Challenge 1: Return every line of the listing below word for word, keeping the original order.

Followers

On Being Black in America

if you haven't been watching the documentary on CNN called Black in America... shame on you... it comes on again Saturday... watch it...

if you have watched it... I'm sure you've spent the week having some very interesting conversations with people....

in this year of milestones, the one concerning MLK's assaination is particularly poignant....

I remember where I was and what I was doing and how my parents reacted and how his death changed everything...EVERYTHING...for me...

although I'd intentionally been exposed to racism by my parents (it was important to them that I knew who I really was in the eyes of the majority)... as a 6 year old child, I sensed that I would now experience life on a different level... and I did...

growing up in what I now refer to as the black version of the wonder years, it never occured to me that black folk couldn't be doctors or lawyers, or policemen or firemen or teachers or supervisors at the steel mill... all those sorts lived within a 4 block radius of my home...

it never occured to me that I couldn't be anything I wanted to be...becasue there were people around me where whatever they wanted to be...

then one day...I rode my bike into a neighbor about a mile away...

as I rode through with my friend... laughing and having fun... someone called out from one of the porches we passed...

"hey girl...you darkie... what your ugly ass doing around here?"

my friend circled back and I followed...

the people on the porch were laughing at us.. we actually thought we'd be confronting whites; there were still a few living in our hood...

but, the person that felt obliged to insult me... was black... BLUE BLACK to be exact... and I was confused...

my friend, a fiesty child who didn't take crap off anyone... told them off and we rode away... I never rode my bike through that neighborhood again...I've gone through it many times in my car....

Records from a dataset:
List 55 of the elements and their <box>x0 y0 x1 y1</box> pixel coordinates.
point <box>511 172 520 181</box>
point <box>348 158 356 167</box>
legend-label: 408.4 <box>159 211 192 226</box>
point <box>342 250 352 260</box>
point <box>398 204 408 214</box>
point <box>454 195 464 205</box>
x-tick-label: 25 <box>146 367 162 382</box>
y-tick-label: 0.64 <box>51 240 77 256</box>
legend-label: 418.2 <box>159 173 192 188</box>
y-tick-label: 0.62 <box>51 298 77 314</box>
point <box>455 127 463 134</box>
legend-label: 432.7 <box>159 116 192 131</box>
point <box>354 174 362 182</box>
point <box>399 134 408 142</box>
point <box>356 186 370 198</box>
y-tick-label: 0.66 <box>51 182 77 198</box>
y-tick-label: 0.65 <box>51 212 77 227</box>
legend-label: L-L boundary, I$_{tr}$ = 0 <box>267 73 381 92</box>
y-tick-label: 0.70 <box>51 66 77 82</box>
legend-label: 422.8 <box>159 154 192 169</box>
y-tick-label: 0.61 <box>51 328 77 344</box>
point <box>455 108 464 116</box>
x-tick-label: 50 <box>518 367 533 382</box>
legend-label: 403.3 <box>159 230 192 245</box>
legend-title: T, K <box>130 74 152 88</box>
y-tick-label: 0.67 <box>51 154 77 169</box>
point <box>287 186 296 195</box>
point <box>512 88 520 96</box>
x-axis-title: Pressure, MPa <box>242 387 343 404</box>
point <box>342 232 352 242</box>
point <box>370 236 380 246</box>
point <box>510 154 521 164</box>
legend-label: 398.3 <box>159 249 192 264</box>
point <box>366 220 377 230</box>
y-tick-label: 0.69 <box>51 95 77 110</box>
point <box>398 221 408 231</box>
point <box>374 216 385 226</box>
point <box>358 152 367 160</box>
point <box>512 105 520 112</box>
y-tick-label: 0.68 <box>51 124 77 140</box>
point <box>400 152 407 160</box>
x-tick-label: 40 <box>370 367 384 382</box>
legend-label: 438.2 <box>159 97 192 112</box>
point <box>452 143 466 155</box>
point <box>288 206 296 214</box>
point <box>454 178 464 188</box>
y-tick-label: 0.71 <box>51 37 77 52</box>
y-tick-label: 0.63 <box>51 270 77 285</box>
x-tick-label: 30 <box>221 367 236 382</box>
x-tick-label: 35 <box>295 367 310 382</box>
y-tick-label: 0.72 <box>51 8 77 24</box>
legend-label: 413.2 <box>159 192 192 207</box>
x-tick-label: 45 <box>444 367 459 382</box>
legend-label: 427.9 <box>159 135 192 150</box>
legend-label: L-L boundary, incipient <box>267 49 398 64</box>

Challenge 2:
Answer these questions about the blog post "On Being Black in America":
(a) What is the name of the CNN documentary the post tells readers to watch?
(b) Within what distance of the writer's home did the doctors, lawyers and other professionals live?
(c) How does the writer say they have gone through the neighborhood since the bike incident?

Final result 1:
List 55 of the elements and their <box>x0 y0 x1 y1</box> pixel coordinates.
point <box>511 172 520 181</box>
point <box>348 158 356 167</box>
legend-label: 408.4 <box>159 211 192 226</box>
point <box>342 250 352 260</box>
point <box>398 204 408 214</box>
point <box>454 195 464 205</box>
x-tick-label: 25 <box>146 367 162 382</box>
y-tick-label: 0.64 <box>51 240 77 256</box>
legend-label: 418.2 <box>159 173 192 188</box>
y-tick-label: 0.62 <box>51 298 77 314</box>
point <box>455 127 463 134</box>
legend-label: 432.7 <box>159 116 192 131</box>
point <box>354 174 362 182</box>
point <box>399 134 408 142</box>
point <box>356 186 370 198</box>
y-tick-label: 0.66 <box>51 182 77 198</box>
y-tick-label: 0.65 <box>51 212 77 227</box>
legend-label: L-L boundary, I$_{tr}$ = 0 <box>267 73 381 92</box>
y-tick-label: 0.70 <box>51 66 77 82</box>
legend-label: 422.8 <box>159 154 192 169</box>
y-tick-label: 0.61 <box>51 328 77 344</box>
point <box>455 108 464 116</box>
x-tick-label: 50 <box>518 367 533 382</box>
legend-label: 403.3 <box>159 230 192 245</box>
legend-title: T, K <box>130 74 152 88</box>
y-tick-label: 0.67 <box>51 154 77 169</box>
point <box>287 186 296 195</box>
point <box>512 88 520 96</box>
x-axis-title: Pressure, MPa <box>242 387 343 404</box>
point <box>342 232 352 242</box>
point <box>370 236 380 246</box>
point <box>510 154 521 164</box>
legend-label: 398.3 <box>159 249 192 264</box>
point <box>366 220 377 230</box>
y-tick-label: 0.69 <box>51 95 77 110</box>
point <box>398 221 408 231</box>
point <box>374 216 385 226</box>
point <box>358 152 367 160</box>
point <box>512 105 520 112</box>
y-tick-label: 0.68 <box>51 124 77 140</box>
point <box>400 152 407 160</box>
x-tick-label: 40 <box>370 367 384 382</box>
legend-label: 438.2 <box>159 97 192 112</box>
point <box>452 143 466 155</box>
point <box>288 206 296 214</box>
point <box>454 178 464 188</box>
y-tick-label: 0.71 <box>51 37 77 52</box>
y-tick-label: 0.63 <box>51 270 77 285</box>
x-tick-label: 30 <box>221 367 236 382</box>
x-tick-label: 35 <box>295 367 310 382</box>
y-tick-label: 0.72 <box>51 8 77 24</box>
legend-label: 413.2 <box>159 192 192 207</box>
x-tick-label: 45 <box>444 367 459 382</box>
legend-label: 427.9 <box>159 135 192 150</box>
legend-label: L-L boundary, incipient <box>267 49 398 64</box>

Final result 2:
(a) Black in America
(b) A 4 block radius
(c) In their car